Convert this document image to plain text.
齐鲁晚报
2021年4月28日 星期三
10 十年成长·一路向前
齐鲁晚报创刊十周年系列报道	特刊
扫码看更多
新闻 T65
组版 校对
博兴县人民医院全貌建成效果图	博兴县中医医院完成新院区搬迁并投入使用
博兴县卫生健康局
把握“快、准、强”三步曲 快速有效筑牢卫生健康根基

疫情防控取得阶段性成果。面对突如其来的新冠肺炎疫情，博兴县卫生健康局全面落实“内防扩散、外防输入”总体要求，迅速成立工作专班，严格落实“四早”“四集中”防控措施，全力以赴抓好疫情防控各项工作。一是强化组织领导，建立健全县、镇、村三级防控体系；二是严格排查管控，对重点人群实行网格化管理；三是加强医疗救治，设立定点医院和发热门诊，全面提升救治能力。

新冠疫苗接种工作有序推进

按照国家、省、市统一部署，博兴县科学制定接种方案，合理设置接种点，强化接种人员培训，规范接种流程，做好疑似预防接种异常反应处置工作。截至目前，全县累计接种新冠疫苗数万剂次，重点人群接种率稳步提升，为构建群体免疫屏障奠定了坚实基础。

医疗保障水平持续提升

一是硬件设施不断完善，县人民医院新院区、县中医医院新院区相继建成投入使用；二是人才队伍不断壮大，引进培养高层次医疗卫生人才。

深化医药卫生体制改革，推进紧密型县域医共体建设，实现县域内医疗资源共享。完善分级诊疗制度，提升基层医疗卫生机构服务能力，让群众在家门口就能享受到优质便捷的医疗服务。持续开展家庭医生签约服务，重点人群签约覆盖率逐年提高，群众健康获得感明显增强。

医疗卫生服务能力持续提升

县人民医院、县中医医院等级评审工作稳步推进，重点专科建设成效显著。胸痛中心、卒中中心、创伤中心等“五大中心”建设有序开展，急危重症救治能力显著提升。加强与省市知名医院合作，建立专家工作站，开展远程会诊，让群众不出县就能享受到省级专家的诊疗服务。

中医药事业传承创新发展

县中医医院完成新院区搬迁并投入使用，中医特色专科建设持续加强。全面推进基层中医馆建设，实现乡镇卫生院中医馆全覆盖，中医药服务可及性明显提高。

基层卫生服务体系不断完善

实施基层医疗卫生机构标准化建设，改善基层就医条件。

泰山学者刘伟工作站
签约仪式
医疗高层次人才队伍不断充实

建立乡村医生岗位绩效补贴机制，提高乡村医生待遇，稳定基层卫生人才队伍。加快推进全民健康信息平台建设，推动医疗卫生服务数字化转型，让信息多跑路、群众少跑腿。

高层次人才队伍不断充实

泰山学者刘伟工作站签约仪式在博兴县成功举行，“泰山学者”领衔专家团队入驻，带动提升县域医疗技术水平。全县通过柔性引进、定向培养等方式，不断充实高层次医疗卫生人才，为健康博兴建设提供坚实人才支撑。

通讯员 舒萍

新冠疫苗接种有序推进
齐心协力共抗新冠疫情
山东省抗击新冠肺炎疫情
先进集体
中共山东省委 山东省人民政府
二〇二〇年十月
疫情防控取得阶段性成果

- - - - -

WORK INSTRUCTIONS:
Return all of the entries exactly as they were supplied.

WRITTEN RESPONSE:
Convert this document image to plain text.
齐鲁晚报
2021年4月28日 星期三
10 十年成长·一路向前
齐鲁晚报创刊十周年系列报道	特刊
扫码看更多
新闻 T65
组版 校对
博兴县人民医院全貌建成效果图	博兴县中医医院完成新院区搬迁并投入使用
博兴县卫生健康局
把握“快、准、强”三步曲 快速有效筑牢卫生健康根基

疫情防控取得阶段性成果。面对突如其来的新冠肺炎疫情，博兴县卫生健康局全面落实“内防扩散、外防输入”总体要求，迅速成立工作专班，严格落实“四早”“四集中”防控措施，全力以赴抓好疫情防控各项工作。一是强化组织领导，建立健全县、镇、村三级防控体系；二是严格排查管控，对重点人群实行网格化管理；三是加强医疗救治，设立定点医院和发热门诊，全面提升救治能力。

新冠疫苗接种工作有序推进

按照国家、省、市统一部署，博兴县科学制定接种方案，合理设置接种点，强化接种人员培训，规范接种流程，做好疑似预防接种异常反应处置工作。截至目前，全县累计接种新冠疫苗数万剂次，重点人群接种率稳步提升，为构建群体免疫屏障奠定了坚实基础。

医疗保障水平持续提升

一是硬件设施不断完善，县人民医院新院区、县中医医院新院区相继建成投入使用；二是人才队伍不断壮大，引进培养高层次医疗卫生人才。

深化医药卫生体制改革，推进紧密型县域医共体建设，实现县域内医疗资源共享。完善分级诊疗制度，提升基层医疗卫生机构服务能力，让群众在家门口就能享受到优质便捷的医疗服务。持续开展家庭医生签约服务，重点人群签约覆盖率逐年提高，群众健康获得感明显增强。

医疗卫生服务能力持续提升

县人民医院、县中医医院等级评审工作稳步推进，重点专科建设成效显著。胸痛中心、卒中中心、创伤中心等“五大中心”建设有序开展，急危重症救治能力显著提升。加强与省市知名医院合作，建立专家工作站，开展远程会诊，让群众不出县就能享受到省级专家的诊疗服务。

中医药事业传承创新发展

县中医医院完成新院区搬迁并投入使用，中医特色专科建设持续加强。全面推进基层中医馆建设，实现乡镇卫生院中医馆全覆盖，中医药服务可及性明显提高。

基层卫生服务体系不断完善

实施基层医疗卫生机构标准化建设，改善基层就医条件。

泰山学者刘伟工作站
签约仪式
医疗高层次人才队伍不断充实

建立乡村医生岗位绩效补贴机制，提高乡村医生待遇，稳定基层卫生人才队伍。加快推进全民健康信息平台建设，推动医疗卫生服务数字化转型，让信息多跑路、群众少跑腿。

高层次人才队伍不断充实

泰山学者刘伟工作站签约仪式在博兴县成功举行，“泰山学者”领衔专家团队入驻，带动提升县域医疗技术水平。全县通过柔性引进、定向培养等方式，不断充实高层次医疗卫生人才，为健康博兴建设提供坚实人才支撑。

通讯员 舒萍

新冠疫苗接种有序推进
齐心协力共抗新冠疫情
山东省抗击新冠肺炎疫情
先进集体
中共山东省委 山东省人民政府
二〇二〇年十月
疫情防控取得阶段性成果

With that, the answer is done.